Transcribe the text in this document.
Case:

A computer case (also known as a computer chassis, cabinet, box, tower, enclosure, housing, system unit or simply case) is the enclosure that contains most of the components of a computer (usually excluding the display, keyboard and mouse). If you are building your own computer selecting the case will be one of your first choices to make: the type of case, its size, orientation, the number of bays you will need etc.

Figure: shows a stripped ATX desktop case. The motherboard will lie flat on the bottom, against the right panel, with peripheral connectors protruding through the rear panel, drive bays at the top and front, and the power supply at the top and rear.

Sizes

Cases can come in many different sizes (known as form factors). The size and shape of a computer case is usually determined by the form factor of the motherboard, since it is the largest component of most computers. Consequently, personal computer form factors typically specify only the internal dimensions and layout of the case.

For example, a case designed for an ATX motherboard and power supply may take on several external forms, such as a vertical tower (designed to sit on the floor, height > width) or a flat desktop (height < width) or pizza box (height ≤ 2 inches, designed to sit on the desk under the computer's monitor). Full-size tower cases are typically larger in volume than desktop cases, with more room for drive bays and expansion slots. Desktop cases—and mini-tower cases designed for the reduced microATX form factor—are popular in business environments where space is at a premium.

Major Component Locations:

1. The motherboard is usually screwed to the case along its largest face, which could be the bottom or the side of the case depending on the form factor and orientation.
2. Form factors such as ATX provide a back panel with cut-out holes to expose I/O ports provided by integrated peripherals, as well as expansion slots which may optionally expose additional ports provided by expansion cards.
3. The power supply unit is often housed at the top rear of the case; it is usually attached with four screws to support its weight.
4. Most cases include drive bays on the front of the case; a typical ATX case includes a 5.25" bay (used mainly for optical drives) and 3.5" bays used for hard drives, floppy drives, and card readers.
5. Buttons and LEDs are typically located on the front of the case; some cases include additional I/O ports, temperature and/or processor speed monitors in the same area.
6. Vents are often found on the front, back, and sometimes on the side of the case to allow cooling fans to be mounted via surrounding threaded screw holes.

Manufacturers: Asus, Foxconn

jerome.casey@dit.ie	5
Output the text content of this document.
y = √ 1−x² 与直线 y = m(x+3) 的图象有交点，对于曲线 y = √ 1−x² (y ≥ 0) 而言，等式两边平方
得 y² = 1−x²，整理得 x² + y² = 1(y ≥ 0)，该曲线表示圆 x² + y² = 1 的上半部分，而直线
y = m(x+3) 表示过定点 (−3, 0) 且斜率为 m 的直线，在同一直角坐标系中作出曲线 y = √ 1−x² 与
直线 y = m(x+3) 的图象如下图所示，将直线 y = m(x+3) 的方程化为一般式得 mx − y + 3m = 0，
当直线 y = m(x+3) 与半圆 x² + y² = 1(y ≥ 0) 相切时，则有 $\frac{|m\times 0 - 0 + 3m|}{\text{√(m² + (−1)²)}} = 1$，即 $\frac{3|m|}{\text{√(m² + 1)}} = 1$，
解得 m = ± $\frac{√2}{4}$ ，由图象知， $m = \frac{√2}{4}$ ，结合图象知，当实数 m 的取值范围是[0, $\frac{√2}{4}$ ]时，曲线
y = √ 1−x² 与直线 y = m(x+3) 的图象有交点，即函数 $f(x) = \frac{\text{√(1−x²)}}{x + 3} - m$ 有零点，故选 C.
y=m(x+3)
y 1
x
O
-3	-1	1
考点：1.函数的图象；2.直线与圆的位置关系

_WRITTEN INSTRUCTION_.
Output each entry precisely as given.

_SOLUTION TO THIS EXERCISE_.
Transcribe the text in this document.
Case:

A computer case (also known as a computer chassis, cabinet, box, tower, enclosure, housing, system unit or simply case) is the enclosure that contains most of the components of a computer (usually excluding the display, keyboard and mouse). If you are building your own computer selecting the case will be one of your first choices to make: the type of case, its size, orientation, the number of bays you will need etc.

Figure: shows a stripped ATX desktop case. The motherboard will lie flat on the bottom, against the right panel, with peripheral connectors protruding through the rear panel, drive bays at the top and front, and the power supply at the top and rear.

Sizes

Cases can come in many different sizes (known as form factors). The size and shape of a computer case is usually determined by the form factor of the motherboard, since it is the largest component of most computers. Consequently, personal computer form factors typically specify only the internal dimensions and layout of the case.

For example, a case designed for an ATX motherboard and power supply may take on several external forms, such as a vertical tower (designed to sit on the floor, height > width) or a flat desktop (height < width) or pizza box (height ≤ 2 inches, designed to sit on the desk under the computer's monitor). Full-size tower cases are typically larger in volume than desktop cases, with more room for drive bays and expansion slots. Desktop cases—and mini-tower cases designed for the reduced microATX form factor—are popular in business environments where space is at a premium.

Major Component Locations:

1. The motherboard is usually screwed to the case along its largest face, which could be the bottom or the side of the case depending on the form factor and orientation.
2. Form factors such as ATX provide a back panel with cut-out holes to expose I/O ports provided by integrated peripherals, as well as expansion slots which may optionally expose additional ports provided by expansion cards.
3. The power supply unit is often housed at the top rear of the case; it is usually attached with four screws to support its weight.
4. Most cases include drive bays on the front of the case; a typical ATX case includes a 5.25" bay (used mainly for optical drives) and 3.5" bays used for hard drives, floppy drives, and card readers.
5. Buttons and LEDs are typically located on the front of the case; some cases include additional I/O ports, temperature and/or processor speed monitors in the same area.
6. Vents are often found on the front, back, and sometimes on the side of the case to allow cooling fans to be mounted via surrounding threaded screw holes.

Manufacturers: Asus, Foxconn

jerome.casey@dit.ie	5
Output the text content of this document.
y = √ 1−x² 与直线 y = m(x+3) 的图象有交点，对于曲线 y = √ 1−x² (y ≥ 0) 而言，等式两边平方
得 y² = 1−x²，整理得 x² + y² = 1(y ≥ 0)，该曲线表示圆 x² + y² = 1 的上半部分，而直线
y = m(x+3) 表示过定点 (−3, 0) 且斜率为 m 的直线，在同一直角坐标系中作出曲线 y = √ 1−x² 与
直线 y = m(x+3) 的图象如下图所示，将直线 y = m(x+3) 的方程化为一般式得 mx − y + 3m = 0，
当直线 y = m(x+3) 与半圆 x² + y² = 1(y ≥ 0) 相切时，则有 $\frac{|m\times 0 - 0 + 3m|}{\text{√(m² + (−1)²)}} = 1$，即 $\frac{3|m|}{\text{√(m² + 1)}} = 1$，
解得 m = ± $\frac{√2}{4}$ ，由图象知， $m = \frac{√2}{4}$ ，结合图象知，当实数 m 的取值范围是[0, $\frac{√2}{4}$ ]时，曲线
y = √ 1−x² 与直线 y = m(x+3) 的图象有交点，即函数 $f(x) = \frac{\text{√(1−x²)}}{x + 3} - m$ 有零点，故选 C.
y=m(x+3)
y 1
x
O
-3	-1	1
考点：1.函数的图象；2.直线与圆的位置关系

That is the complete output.